[Excerpts from a figure dataset]
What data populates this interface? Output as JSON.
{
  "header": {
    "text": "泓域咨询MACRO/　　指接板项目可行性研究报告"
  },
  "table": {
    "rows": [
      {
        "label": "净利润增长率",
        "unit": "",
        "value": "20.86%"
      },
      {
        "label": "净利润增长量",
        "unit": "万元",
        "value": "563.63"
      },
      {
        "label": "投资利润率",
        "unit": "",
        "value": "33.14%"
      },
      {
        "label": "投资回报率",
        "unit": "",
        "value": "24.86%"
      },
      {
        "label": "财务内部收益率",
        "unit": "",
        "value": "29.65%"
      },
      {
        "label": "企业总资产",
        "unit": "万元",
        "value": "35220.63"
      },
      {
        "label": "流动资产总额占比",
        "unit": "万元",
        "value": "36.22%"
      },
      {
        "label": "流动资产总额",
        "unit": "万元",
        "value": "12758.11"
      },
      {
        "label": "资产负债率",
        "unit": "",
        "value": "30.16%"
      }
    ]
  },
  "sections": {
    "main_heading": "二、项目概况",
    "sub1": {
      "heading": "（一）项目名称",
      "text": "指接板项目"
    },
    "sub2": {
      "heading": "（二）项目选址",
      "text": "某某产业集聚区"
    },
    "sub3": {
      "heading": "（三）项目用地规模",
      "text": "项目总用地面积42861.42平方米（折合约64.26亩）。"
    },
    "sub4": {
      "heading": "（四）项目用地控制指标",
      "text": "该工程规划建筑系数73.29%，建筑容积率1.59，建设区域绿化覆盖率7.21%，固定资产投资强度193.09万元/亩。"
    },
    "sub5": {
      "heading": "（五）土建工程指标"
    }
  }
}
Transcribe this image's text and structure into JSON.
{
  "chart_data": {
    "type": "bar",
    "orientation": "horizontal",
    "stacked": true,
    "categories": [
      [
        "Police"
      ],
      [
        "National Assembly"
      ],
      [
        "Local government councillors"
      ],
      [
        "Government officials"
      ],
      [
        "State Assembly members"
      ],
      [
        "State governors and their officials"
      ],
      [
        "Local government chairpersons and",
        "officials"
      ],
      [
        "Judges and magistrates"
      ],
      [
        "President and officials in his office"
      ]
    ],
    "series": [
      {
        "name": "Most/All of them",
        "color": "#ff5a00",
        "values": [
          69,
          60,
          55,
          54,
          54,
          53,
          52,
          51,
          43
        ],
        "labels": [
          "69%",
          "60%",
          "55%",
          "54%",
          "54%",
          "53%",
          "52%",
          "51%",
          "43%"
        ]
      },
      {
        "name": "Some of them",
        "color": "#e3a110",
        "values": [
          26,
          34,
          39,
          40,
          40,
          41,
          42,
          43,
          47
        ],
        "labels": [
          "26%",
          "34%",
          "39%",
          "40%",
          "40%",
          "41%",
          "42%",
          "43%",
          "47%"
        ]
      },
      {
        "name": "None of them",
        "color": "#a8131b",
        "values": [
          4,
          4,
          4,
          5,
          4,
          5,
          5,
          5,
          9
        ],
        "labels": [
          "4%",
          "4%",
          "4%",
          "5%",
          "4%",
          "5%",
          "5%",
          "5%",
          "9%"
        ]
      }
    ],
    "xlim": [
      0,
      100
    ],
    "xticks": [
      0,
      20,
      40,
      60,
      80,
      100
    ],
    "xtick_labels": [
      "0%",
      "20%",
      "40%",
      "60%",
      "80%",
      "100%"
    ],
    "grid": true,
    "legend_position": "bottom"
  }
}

Exercise. Looking at the records above, report how many lines contain the word "JSON". Answer with the number only.

Solved exercise. 2